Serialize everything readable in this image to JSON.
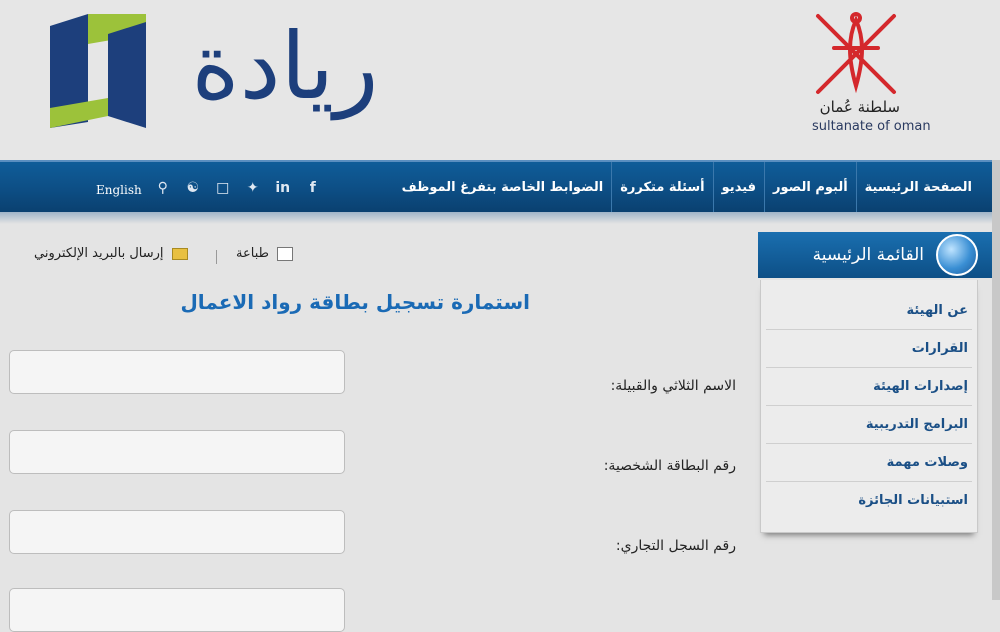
{
  "header": {
    "logo_text": "ريادة",
    "government_ar": "سلطنة عُمان",
    "government_en": "sultanate of oman"
  },
  "nav": {
    "items": [
      {
        "label": "الصفحة الرئيسية"
      },
      {
        "label": "ألبوم الصور"
      },
      {
        "label": "فيديو"
      },
      {
        "label": "أسئلة متكررة"
      },
      {
        "label": "الضوابط الخاصة بتفرغ الموظف"
      }
    ],
    "language_link": "English",
    "social_icons": [
      "search-icon",
      "share-icon",
      "skype-icon",
      "twitter-icon",
      "linkedin-icon",
      "facebook-icon"
    ]
  },
  "toolbar": {
    "print_label": "طباعة",
    "email_label": "إرسال بالبريد الإلكتروني"
  },
  "form": {
    "title": "استمارة تسجيل بطاقة رواد الاعمال",
    "fields": [
      {
        "label": "الاسم الثلاثي والقبيلة:",
        "value": ""
      },
      {
        "label": "رقم البطاقة الشخصية:",
        "value": ""
      },
      {
        "label": "رقم السجل التجاري:",
        "value": ""
      },
      {
        "label": "",
        "value": ""
      }
    ]
  },
  "sidebar": {
    "title": "القائمة الرئيسية",
    "items": [
      {
        "label": "عن الهيئة"
      },
      {
        "label": "القرارات"
      },
      {
        "label": "إصدارات الهيئة"
      },
      {
        "label": "البرامج التدريبية"
      },
      {
        "label": "وصلات مهمة"
      },
      {
        "label": "استبيانات الجائزة"
      }
    ]
  },
  "colors": {
    "navbar": "#0d4f86",
    "title_blue": "#1a6ab5",
    "sidebar_link": "#1a4f86",
    "logo_blue": "#1d3f7c",
    "logo_green": "#9cc23a",
    "emblem_red": "#d4282c"
  }
}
━━━━━━━━━━━━━━━━━━━━━━━━━━━━━━
REQUIRED WORK — Return all of the data exactly as written, and drop the pictures.

EXERCISE RESPONSE —
Serialize everything readable in this image to JSON.
{
  "header": {
    "logo_text": "ريادة",
    "government_ar": "سلطنة عُمان",
    "government_en": "sultanate of oman"
  },
  "nav": {
    "items": [
      {
        "label": "الصفحة الرئيسية"
      },
      {
        "label": "ألبوم الصور"
      },
      {
        "label": "فيديو"
      },
      {
        "label": "أسئلة متكررة"
      },
      {
        "label": "الضوابط الخاصة بتفرغ الموظف"
      }
    ],
    "language_link": "English",
    "social_icons": [
      "search-icon",
      "share-icon",
      "skype-icon",
      "twitter-icon",
      "linkedin-icon",
      "facebook-icon"
    ]
  },
  "toolbar": {
    "print_label": "طباعة",
    "email_label": "إرسال بالبريد الإلكتروني"
  },
  "form": {
    "title": "استمارة تسجيل بطاقة رواد الاعمال",
    "fields": [
      {
        "label": "الاسم الثلاثي والقبيلة:",
        "value": ""
      },
      {
        "label": "رقم البطاقة الشخصية:",
        "value": ""
      },
      {
        "label": "رقم السجل التجاري:",
        "value": ""
      },
      {
        "label": "",
        "value": ""
      }
    ]
  },
  "sidebar": {
    "title": "القائمة الرئيسية",
    "items": [
      {
        "label": "عن الهيئة"
      },
      {
        "label": "القرارات"
      },
      {
        "label": "إصدارات الهيئة"
      },
      {
        "label": "البرامج التدريبية"
      },
      {
        "label": "وصلات مهمة"
      },
      {
        "label": "استبيانات الجائزة"
      }
    ]
  },
  "colors": {
    "navbar": "#0d4f86",
    "title_blue": "#1a6ab5",
    "sidebar_link": "#1a4f86",
    "logo_blue": "#1d3f7c",
    "logo_green": "#9cc23a",
    "emblem_red": "#d4282c"
  }
}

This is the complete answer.